WHAT IS ASKED:
Copy out, from the entries below, each line holding the string "есть".

ITEMS:
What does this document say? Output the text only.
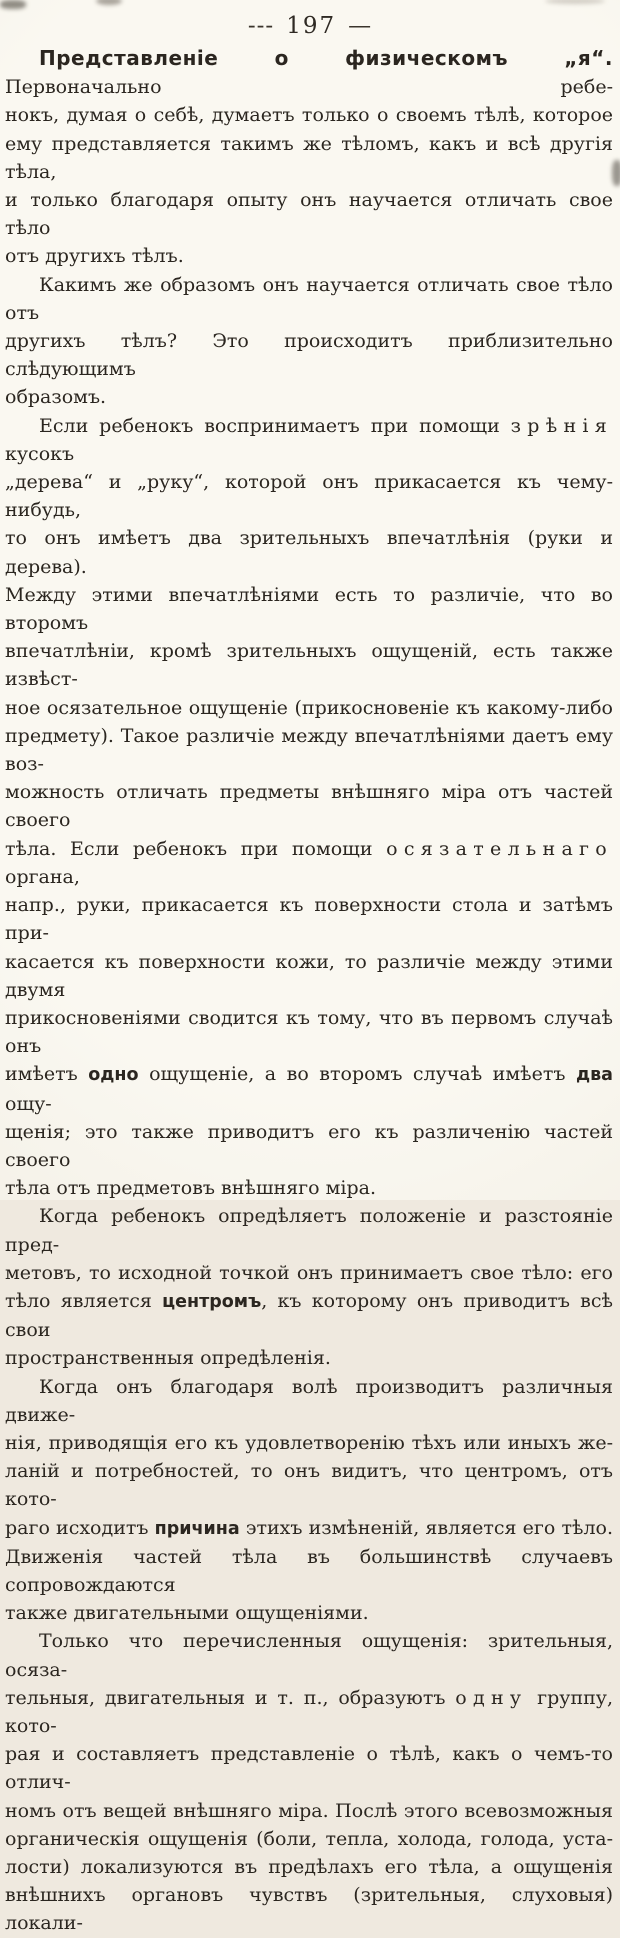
--- 197 —
Представленіе о физическомъ „я“. Первоначально ребе-
нокъ, думая о себѣ, думаетъ только о своемъ тѣлѣ, которое
ему представляется такимъ же тѣломъ, какъ и всѣ другія тѣла,
и только благодаря опыту онъ научается отличать свое тѣло
отъ другихъ тѣлъ.
Какимъ же образомъ онъ научается отличать свое тѣло отъ
другихъ тѣлъ? Это происходитъ приблизительно слѣдующимъ
образомъ.
Если ребенокъ воспринимаетъ при помощи зрѣнія кусокъ
„дерева“ и „руку“, которой онъ прикасается къ чему-нибудь,
то онъ имѣетъ два зрительныхъ впечатлѣнія (руки и дерева).
Между этими впечатлѣніями есть то различіе, что во второмъ
впечатлѣніи, кромѣ зрительныхъ ощущеній, есть также извѣст-
ное осязательное ощущеніе (прикосновеніе къ какому-либо
предмету). Такое различіе между впечатлѣніями даетъ ему воз-
можность отличать предметы внѣшняго міра отъ частей своего
тѣла. Если ребенокъ при помощи осязательнаго органа,
напр., руки, прикасается къ поверхности стола и затѣмъ при-
касается къ поверхности кожи, то различіе между этими двумя
прикосновеніями сводится къ тому, что въ первомъ случаѣ онъ
имѣетъ одно ощущеніе, а во второмъ случаѣ имѣетъ два ощу-
щенія; это также приводитъ его къ различенію частей своего
тѣла отъ предметовъ внѣшняго міра.
Когда ребенокъ опредѣляетъ положеніе и разстояніе пред-
метовъ, то исходной точкой онъ принимаетъ свое тѣло: его
тѣло является центромъ, къ которому онъ приводитъ всѣ свои
пространственныя опредѣленія.
Когда онъ благодаря волѣ производитъ различныя движе-
нія, приводящія его къ удовлетворенію тѣхъ или иныхъ же-
ланій и потребностей, то онъ видитъ, что центромъ, отъ кото-
раго исходитъ причина этихъ измѣненій, является его тѣло.
Движенія частей тѣла въ большинствѣ случаевъ сопровождаются
также двигательными ощущеніями.
Только что перечисленныя ощущенія: зрительныя, осяза-
тельныя, двигательныя и т. п., образуютъ одну группу, кото-
рая и составляетъ представленіе о тѣлѣ, какъ о чемъ-то отлич-
номъ отъ вещей внѣшняго міра. Послѣ этого всевозможныя
органическія ощущенія (боли, тепла, холода, голода, уста-
лости) локализуются въ предѣлахъ его тѣла, а ощущенія
внѣшнихъ органовъ чувствъ (зрительныя, слуховыя) локали-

OUTPUT:
Между этими впечатлѣніями есть то различіе, что во второмъ
впечатлѣніи, кромѣ зрительныхъ ощущеній, есть также извѣст-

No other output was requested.